Items from a data source
----------------

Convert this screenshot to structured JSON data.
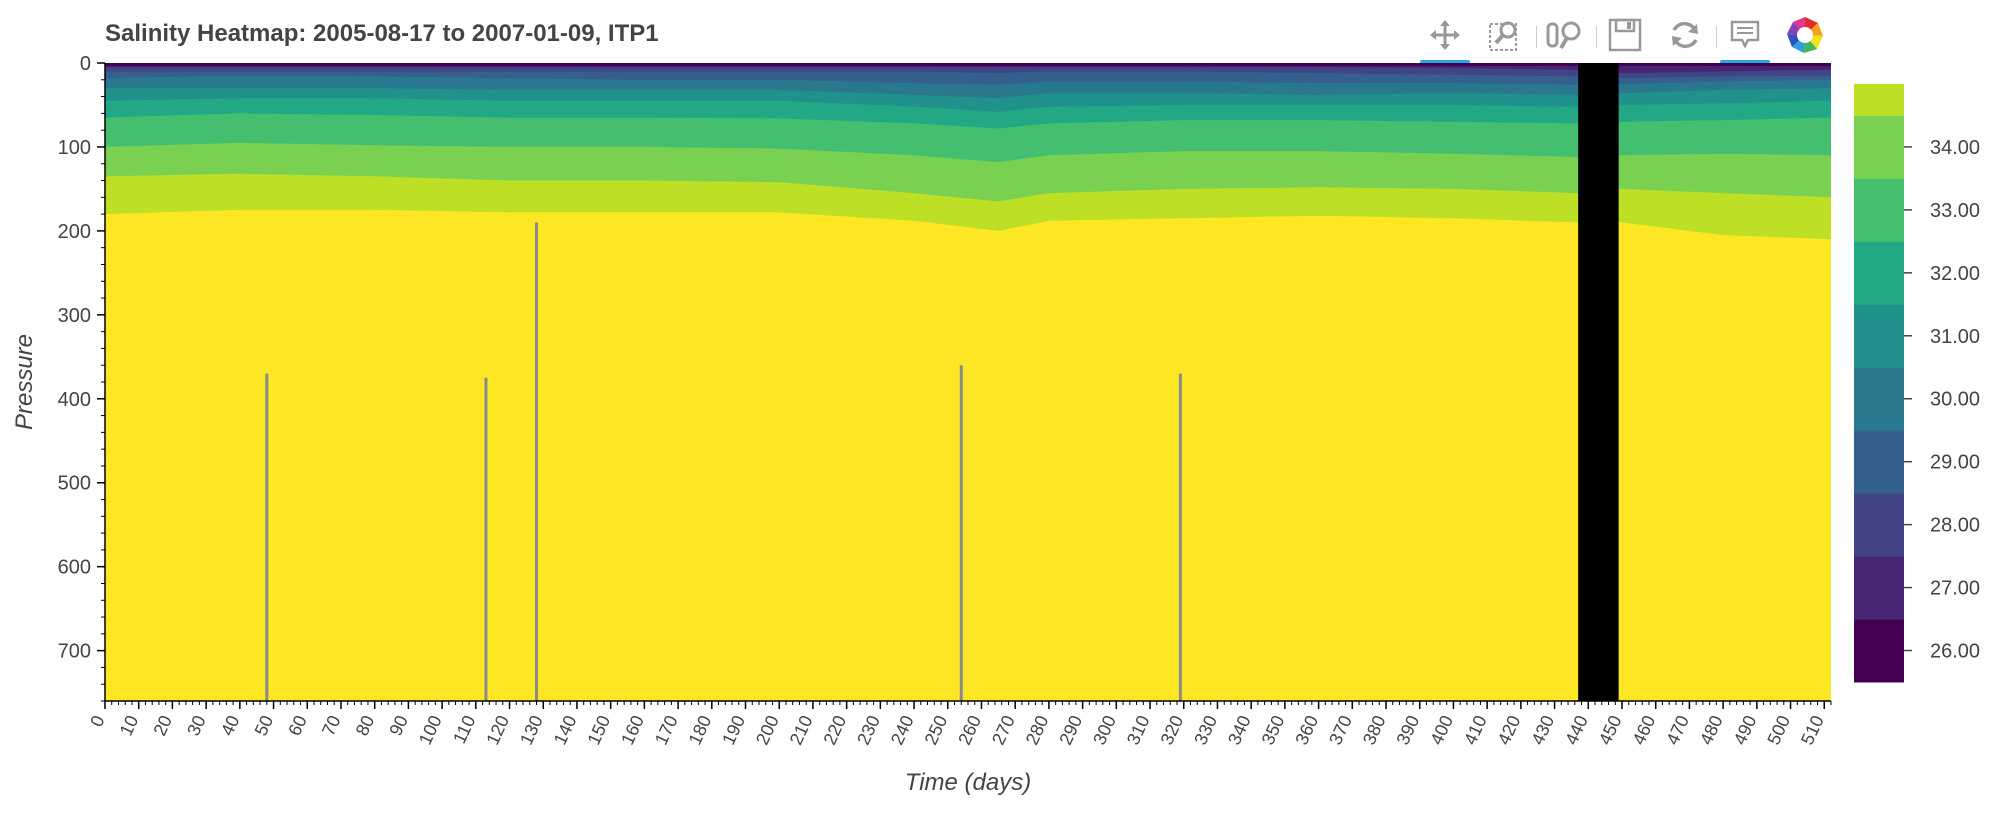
{
  "title": "Salinity Heatmap: 2005-08-17 to 2007-01-09, ITP1",
  "toolbar": {
    "tools": [
      {
        "name": "pan-tool",
        "icon": "pan-icon",
        "active": true
      },
      {
        "name": "box-zoom-tool",
        "icon": "box-zoom-icon",
        "active": false
      },
      {
        "name": "wheel-zoom-tool",
        "icon": "wheel-zoom-icon",
        "active": false
      },
      {
        "name": "save-tool",
        "icon": "save-icon",
        "active": false
      },
      {
        "name": "reset-tool",
        "icon": "reset-icon",
        "active": false
      },
      {
        "name": "hover-tool",
        "icon": "hover-icon",
        "active": true
      },
      {
        "name": "bokeh-logo",
        "icon": "bokeh-logo-icon",
        "active": false
      }
    ]
  },
  "chart_data": {
    "type": "heatmap",
    "title": "Salinity Heatmap: 2005-08-17 to 2007-01-09, ITP1",
    "xlabel": "Time (days)",
    "ylabel": "Pressure",
    "xlim": [
      0,
      512
    ],
    "ylim": [
      760,
      0
    ],
    "x_ticks": [
      0,
      10,
      20,
      30,
      40,
      50,
      60,
      70,
      80,
      90,
      100,
      110,
      120,
      130,
      140,
      150,
      160,
      170,
      180,
      190,
      200,
      210,
      220,
      230,
      240,
      250,
      260,
      270,
      280,
      290,
      300,
      310,
      320,
      330,
      340,
      350,
      360,
      370,
      380,
      390,
      400,
      410,
      420,
      430,
      440,
      450,
      460,
      470,
      480,
      490,
      500,
      510
    ],
    "y_ticks": [
      0,
      100,
      200,
      300,
      400,
      500,
      600,
      700
    ],
    "colorbar": {
      "range": [
        25.5,
        35.0
      ],
      "levels": [
        25.5,
        26.5,
        27.5,
        28.5,
        29.5,
        30.5,
        31.5,
        32.5,
        33.5,
        34.5,
        35.0
      ],
      "colors": [
        "#440154",
        "#482475",
        "#414487",
        "#355f8d",
        "#2a788e",
        "#21918c",
        "#22a884",
        "#44bf70",
        "#7ad151",
        "#bddf26",
        "#fde725"
      ],
      "tick_labels": [
        "26.00",
        "27.00",
        "28.00",
        "29.00",
        "30.00",
        "31.00",
        "32.00",
        "33.00",
        "34.00"
      ],
      "tick_values": [
        26,
        27,
        28,
        29,
        30,
        31,
        32,
        33,
        34
      ]
    },
    "isohaline_depths": {
      "x": [
        0,
        40,
        80,
        120,
        160,
        200,
        240,
        265,
        280,
        320,
        360,
        400,
        437,
        450,
        480,
        512
      ],
      "s27": [
        5,
        5,
        5,
        5,
        5,
        5,
        5,
        5,
        5,
        5,
        5,
        6,
        8,
        12,
        10,
        8
      ],
      "s28": [
        10,
        10,
        10,
        10,
        10,
        10,
        10,
        12,
        10,
        10,
        12,
        14,
        16,
        18,
        16,
        15
      ],
      "s29": [
        18,
        15,
        16,
        18,
        20,
        20,
        24,
        26,
        22,
        22,
        24,
        24,
        26,
        25,
        22,
        20
      ],
      "s30": [
        30,
        30,
        30,
        32,
        32,
        32,
        38,
        42,
        36,
        36,
        38,
        36,
        38,
        36,
        32,
        30
      ],
      "s31": [
        45,
        42,
        42,
        45,
        45,
        45,
        52,
        58,
        52,
        50,
        50,
        50,
        52,
        50,
        48,
        45
      ],
      "s32": [
        65,
        60,
        62,
        65,
        65,
        66,
        72,
        78,
        72,
        68,
        68,
        70,
        72,
        70,
        68,
        65
      ],
      "s33": [
        100,
        95,
        98,
        100,
        100,
        102,
        110,
        118,
        110,
        105,
        105,
        108,
        112,
        110,
        108,
        110
      ],
      "s34": [
        135,
        132,
        135,
        140,
        140,
        142,
        155,
        165,
        155,
        150,
        148,
        150,
        155,
        150,
        155,
        160
      ],
      "s34_5": [
        180,
        175,
        175,
        178,
        178,
        178,
        188,
        200,
        188,
        185,
        182,
        185,
        190,
        190,
        205,
        210
      ]
    },
    "missing_data_band": {
      "x_start": 437,
      "x_end": 449,
      "color": "#000000"
    },
    "gray_profile_lines": [
      {
        "x": 48,
        "p_top": 370,
        "p_bottom": 760
      },
      {
        "x": 113,
        "p_top": 375,
        "p_bottom": 760
      },
      {
        "x": 128,
        "p_top": 190,
        "p_bottom": 760
      },
      {
        "x": 254,
        "p_top": 360,
        "p_bottom": 760
      },
      {
        "x": 319,
        "p_top": 370,
        "p_bottom": 760
      }
    ]
  }
}
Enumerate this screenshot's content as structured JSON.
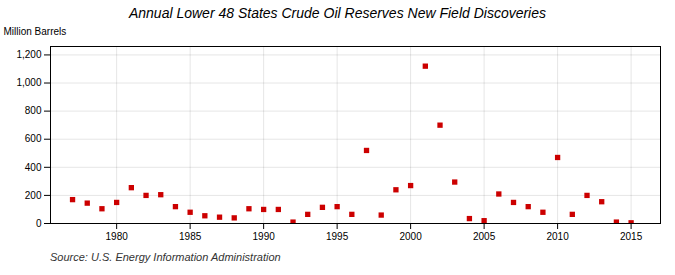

----------------

● **Directions for this task**
Print all entries exactly. The images do not belong in the copy.

● **Task solution**
Convert this screenshot to structured JSON data.
{
  "title": "Salinity Heatmap: 2005-08-17 to 2007-01-09, ITP1",
  "toolbar": {
    "tools": [
      {
        "name": "pan-tool",
        "icon": "pan-icon",
        "active": true
      },
      {
        "name": "box-zoom-tool",
        "icon": "box-zoom-icon",
        "active": false
      },
      {
        "name": "wheel-zoom-tool",
        "icon": "wheel-zoom-icon",
        "active": false
      },
      {
        "name": "save-tool",
        "icon": "save-icon",
        "active": false
      },
      {
        "name": "reset-tool",
        "icon": "reset-icon",
        "active": false
      },
      {
        "name": "hover-tool",
        "icon": "hover-icon",
        "active": true
      },
      {
        "name": "bokeh-logo",
        "icon": "bokeh-logo-icon",
        "active": false
      }
    ]
  },
  "chart_data": {
    "type": "heatmap",
    "title": "Salinity Heatmap: 2005-08-17 to 2007-01-09, ITP1",
    "xlabel": "Time (days)",
    "ylabel": "Pressure",
    "xlim": [
      0,
      512
    ],
    "ylim": [
      760,
      0
    ],
    "x_ticks": [
      0,
      10,
      20,
      30,
      40,
      50,
      60,
      70,
      80,
      90,
      100,
      110,
      120,
      130,
      140,
      150,
      160,
      170,
      180,
      190,
      200,
      210,
      220,
      230,
      240,
      250,
      260,
      270,
      280,
      290,
      300,
      310,
      320,
      330,
      340,
      350,
      360,
      370,
      380,
      390,
      400,
      410,
      420,
      430,
      440,
      450,
      460,
      470,
      480,
      490,
      500,
      510
    ],
    "y_ticks": [
      0,
      100,
      200,
      300,
      400,
      500,
      600,
      700
    ],
    "colorbar": {
      "range": [
        25.5,
        35.0
      ],
      "levels": [
        25.5,
        26.5,
        27.5,
        28.5,
        29.5,
        30.5,
        31.5,
        32.5,
        33.5,
        34.5,
        35.0
      ],
      "colors": [
        "#440154",
        "#482475",
        "#414487",
        "#355f8d",
        "#2a788e",
        "#21918c",
        "#22a884",
        "#44bf70",
        "#7ad151",
        "#bddf26",
        "#fde725"
      ],
      "tick_labels": [
        "26.00",
        "27.00",
        "28.00",
        "29.00",
        "30.00",
        "31.00",
        "32.00",
        "33.00",
        "34.00"
      ],
      "tick_values": [
        26,
        27,
        28,
        29,
        30,
        31,
        32,
        33,
        34
      ]
    },
    "isohaline_depths": {
      "x": [
        0,
        40,
        80,
        120,
        160,
        200,
        240,
        265,
        280,
        320,
        360,
        400,
        437,
        450,
        480,
        512
      ],
      "s27": [
        5,
        5,
        5,
        5,
        5,
        5,
        5,
        5,
        5,
        5,
        5,
        6,
        8,
        12,
        10,
        8
      ],
      "s28": [
        10,
        10,
        10,
        10,
        10,
        10,
        10,
        12,
        10,
        10,
        12,
        14,
        16,
        18,
        16,
        15
      ],
      "s29": [
        18,
        15,
        16,
        18,
        20,
        20,
        24,
        26,
        22,
        22,
        24,
        24,
        26,
        25,
        22,
        20
      ],
      "s30": [
        30,
        30,
        30,
        32,
        32,
        32,
        38,
        42,
        36,
        36,
        38,
        36,
        38,
        36,
        32,
        30
      ],
      "s31": [
        45,
        42,
        42,
        45,
        45,
        45,
        52,
        58,
        52,
        50,
        50,
        50,
        52,
        50,
        48,
        45
      ],
      "s32": [
        65,
        60,
        62,
        65,
        65,
        66,
        72,
        78,
        72,
        68,
        68,
        70,
        72,
        70,
        68,
        65
      ],
      "s33": [
        100,
        95,
        98,
        100,
        100,
        102,
        110,
        118,
        110,
        105,
        105,
        108,
        112,
        110,
        108,
        110
      ],
      "s34": [
        135,
        132,
        135,
        140,
        140,
        142,
        155,
        165,
        155,
        150,
        148,
        150,
        155,
        150,
        155,
        160
      ],
      "s34_5": [
        180,
        175,
        175,
        178,
        178,
        178,
        188,
        200,
        188,
        185,
        182,
        185,
        190,
        190,
        205,
        210
      ]
    },
    "missing_data_band": {
      "x_start": 437,
      "x_end": 449,
      "color": "#000000"
    },
    "gray_profile_lines": [
      {
        "x": 48,
        "p_top": 370,
        "p_bottom": 760
      },
      {
        "x": 113,
        "p_top": 375,
        "p_bottom": 760
      },
      {
        "x": 128,
        "p_top": 190,
        "p_bottom": 760
      },
      {
        "x": 254,
        "p_top": 360,
        "p_bottom": 760
      },
      {
        "x": 319,
        "p_top": 370,
        "p_bottom": 760
      }
    ]
  }
}
Enumerate this screenshot's content as structured JSON.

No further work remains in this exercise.